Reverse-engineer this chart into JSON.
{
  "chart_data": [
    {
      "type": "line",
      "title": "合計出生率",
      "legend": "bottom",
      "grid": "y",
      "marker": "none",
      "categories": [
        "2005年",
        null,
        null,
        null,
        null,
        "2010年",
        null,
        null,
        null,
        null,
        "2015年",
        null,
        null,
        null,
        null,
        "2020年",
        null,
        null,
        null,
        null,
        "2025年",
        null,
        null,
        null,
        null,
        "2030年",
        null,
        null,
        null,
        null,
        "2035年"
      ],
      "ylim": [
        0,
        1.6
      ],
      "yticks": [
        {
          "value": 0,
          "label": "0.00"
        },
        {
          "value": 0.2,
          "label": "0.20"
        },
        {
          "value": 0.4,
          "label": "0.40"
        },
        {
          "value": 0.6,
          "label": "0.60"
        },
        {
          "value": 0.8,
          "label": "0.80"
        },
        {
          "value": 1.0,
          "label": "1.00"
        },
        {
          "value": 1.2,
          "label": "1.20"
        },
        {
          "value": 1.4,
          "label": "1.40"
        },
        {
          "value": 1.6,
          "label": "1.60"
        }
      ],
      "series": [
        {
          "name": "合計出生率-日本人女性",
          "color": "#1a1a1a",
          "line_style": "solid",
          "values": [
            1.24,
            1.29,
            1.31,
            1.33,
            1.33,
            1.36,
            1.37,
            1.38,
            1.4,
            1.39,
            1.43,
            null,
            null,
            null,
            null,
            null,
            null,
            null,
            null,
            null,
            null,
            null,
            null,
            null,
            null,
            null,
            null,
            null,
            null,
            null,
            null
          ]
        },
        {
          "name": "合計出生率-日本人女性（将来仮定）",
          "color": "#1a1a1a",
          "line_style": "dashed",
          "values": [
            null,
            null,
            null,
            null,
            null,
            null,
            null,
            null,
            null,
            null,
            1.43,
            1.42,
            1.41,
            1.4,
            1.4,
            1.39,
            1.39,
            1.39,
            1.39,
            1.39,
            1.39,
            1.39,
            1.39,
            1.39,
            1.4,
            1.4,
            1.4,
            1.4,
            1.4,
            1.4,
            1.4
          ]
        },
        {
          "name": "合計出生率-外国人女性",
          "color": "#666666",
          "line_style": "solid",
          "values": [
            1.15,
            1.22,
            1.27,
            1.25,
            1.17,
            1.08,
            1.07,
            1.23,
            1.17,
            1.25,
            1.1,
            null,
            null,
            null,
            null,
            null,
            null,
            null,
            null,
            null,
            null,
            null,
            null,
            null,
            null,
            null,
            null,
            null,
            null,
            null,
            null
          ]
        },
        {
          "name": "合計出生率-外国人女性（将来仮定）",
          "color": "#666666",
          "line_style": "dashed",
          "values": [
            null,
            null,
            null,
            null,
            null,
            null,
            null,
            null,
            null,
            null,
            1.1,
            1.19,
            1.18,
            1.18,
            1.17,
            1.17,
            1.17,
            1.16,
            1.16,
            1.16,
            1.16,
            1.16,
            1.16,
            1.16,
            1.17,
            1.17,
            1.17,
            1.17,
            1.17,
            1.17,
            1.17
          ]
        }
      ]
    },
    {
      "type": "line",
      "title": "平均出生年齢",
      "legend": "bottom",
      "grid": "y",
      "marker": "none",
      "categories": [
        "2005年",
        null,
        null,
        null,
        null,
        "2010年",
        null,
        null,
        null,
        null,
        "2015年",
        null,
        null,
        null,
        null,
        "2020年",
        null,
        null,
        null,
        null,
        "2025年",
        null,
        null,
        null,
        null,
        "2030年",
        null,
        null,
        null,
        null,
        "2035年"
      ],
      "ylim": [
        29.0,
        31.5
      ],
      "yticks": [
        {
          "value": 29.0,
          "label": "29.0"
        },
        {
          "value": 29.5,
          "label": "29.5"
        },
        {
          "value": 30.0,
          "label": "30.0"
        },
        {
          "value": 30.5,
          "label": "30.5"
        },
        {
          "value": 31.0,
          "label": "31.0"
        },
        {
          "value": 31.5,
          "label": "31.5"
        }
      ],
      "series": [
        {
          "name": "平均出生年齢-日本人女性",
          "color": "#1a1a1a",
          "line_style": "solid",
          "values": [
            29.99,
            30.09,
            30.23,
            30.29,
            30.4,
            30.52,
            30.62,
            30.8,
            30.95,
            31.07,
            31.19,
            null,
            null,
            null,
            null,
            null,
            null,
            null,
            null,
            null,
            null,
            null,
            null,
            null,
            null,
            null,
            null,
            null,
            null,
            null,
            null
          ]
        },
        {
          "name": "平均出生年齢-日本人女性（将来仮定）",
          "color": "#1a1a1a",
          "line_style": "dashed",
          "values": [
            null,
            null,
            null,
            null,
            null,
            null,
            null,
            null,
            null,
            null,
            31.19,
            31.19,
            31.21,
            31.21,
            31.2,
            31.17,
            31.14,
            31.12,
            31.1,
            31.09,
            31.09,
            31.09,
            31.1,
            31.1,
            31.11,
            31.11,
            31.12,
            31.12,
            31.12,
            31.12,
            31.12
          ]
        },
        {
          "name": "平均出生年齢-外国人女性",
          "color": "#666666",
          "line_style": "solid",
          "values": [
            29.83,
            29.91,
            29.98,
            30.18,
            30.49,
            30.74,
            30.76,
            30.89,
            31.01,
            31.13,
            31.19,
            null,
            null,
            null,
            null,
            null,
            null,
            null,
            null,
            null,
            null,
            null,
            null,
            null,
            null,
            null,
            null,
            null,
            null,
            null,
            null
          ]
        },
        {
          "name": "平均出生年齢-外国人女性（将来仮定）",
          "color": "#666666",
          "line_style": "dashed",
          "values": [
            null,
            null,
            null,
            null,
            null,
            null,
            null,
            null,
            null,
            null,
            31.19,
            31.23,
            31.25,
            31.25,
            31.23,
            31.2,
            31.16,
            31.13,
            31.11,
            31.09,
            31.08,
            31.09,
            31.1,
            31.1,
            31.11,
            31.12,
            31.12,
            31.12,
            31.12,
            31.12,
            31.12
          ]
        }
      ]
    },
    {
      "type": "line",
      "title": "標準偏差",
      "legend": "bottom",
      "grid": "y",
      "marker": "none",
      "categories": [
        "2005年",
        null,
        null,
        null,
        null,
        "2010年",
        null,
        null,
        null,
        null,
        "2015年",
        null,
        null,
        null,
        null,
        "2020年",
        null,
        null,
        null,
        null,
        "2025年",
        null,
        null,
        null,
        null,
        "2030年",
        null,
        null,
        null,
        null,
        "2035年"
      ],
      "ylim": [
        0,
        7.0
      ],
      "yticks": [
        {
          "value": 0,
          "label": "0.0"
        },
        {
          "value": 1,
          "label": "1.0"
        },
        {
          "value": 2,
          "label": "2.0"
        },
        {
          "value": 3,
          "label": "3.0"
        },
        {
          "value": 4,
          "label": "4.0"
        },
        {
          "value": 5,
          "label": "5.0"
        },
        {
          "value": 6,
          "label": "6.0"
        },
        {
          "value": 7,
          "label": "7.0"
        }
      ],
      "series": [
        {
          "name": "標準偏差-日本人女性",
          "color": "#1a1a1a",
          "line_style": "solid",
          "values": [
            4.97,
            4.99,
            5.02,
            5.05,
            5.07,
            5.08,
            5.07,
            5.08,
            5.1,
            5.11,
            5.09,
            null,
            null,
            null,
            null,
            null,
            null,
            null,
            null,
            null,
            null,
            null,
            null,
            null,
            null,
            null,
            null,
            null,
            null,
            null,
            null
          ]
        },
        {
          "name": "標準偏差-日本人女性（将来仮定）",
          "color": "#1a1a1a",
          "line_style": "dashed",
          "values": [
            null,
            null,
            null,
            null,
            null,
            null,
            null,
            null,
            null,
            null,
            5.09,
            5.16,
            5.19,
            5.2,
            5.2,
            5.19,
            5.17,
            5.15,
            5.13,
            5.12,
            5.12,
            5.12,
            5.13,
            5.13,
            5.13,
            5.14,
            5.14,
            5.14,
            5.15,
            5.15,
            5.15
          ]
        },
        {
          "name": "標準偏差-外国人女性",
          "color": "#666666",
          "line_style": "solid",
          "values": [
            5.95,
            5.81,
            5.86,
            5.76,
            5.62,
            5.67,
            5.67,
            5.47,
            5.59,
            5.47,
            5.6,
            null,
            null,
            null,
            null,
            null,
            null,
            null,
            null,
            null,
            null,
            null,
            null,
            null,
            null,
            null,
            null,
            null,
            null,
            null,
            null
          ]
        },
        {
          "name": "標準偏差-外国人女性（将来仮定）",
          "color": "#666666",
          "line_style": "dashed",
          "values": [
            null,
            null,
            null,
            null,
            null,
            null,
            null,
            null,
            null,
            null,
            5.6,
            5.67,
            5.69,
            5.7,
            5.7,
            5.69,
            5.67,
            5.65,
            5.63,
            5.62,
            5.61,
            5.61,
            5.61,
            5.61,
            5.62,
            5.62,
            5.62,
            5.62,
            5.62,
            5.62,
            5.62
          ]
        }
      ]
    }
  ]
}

================================

#### AIM OF THE TASK:
From the listing, copy each line containing the word "title".

#### RESPONSE TO THE EXERCISE:
      "title": "合計出生率",
      "title": "平均出生年齢",
      "title": "標準偏差",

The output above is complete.